--- start Entries supplied ---
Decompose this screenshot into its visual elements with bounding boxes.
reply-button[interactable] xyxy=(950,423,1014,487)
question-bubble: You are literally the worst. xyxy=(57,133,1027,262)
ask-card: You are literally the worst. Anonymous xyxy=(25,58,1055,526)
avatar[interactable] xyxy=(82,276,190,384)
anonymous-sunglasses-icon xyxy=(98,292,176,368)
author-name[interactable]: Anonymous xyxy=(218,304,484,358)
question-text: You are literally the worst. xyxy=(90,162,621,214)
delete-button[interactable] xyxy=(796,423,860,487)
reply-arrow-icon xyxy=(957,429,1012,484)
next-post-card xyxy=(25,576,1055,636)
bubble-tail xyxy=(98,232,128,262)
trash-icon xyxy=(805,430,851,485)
--- end Entries supplied ---
▸ Aim of the exercise: Please reproduce every line of the records above word for word, keeping the original order.

▸ Answer in full:
Decompose this screenshot into its visual elements with bounding boxes.
reply-button[interactable] xyxy=(950,423,1014,487)
question-bubble: You are literally the worst. xyxy=(57,133,1027,262)
ask-card: You are literally the worst. Anonymous xyxy=(25,58,1055,526)
avatar[interactable] xyxy=(82,276,190,384)
anonymous-sunglasses-icon xyxy=(98,292,176,368)
author-name[interactable]: Anonymous xyxy=(218,304,484,358)
question-text: You are literally the worst. xyxy=(90,162,621,214)
delete-button[interactable] xyxy=(796,423,860,487)
reply-arrow-icon xyxy=(957,429,1012,484)
next-post-card xyxy=(25,576,1055,636)
bubble-tail xyxy=(98,232,128,262)
trash-icon xyxy=(805,430,851,485)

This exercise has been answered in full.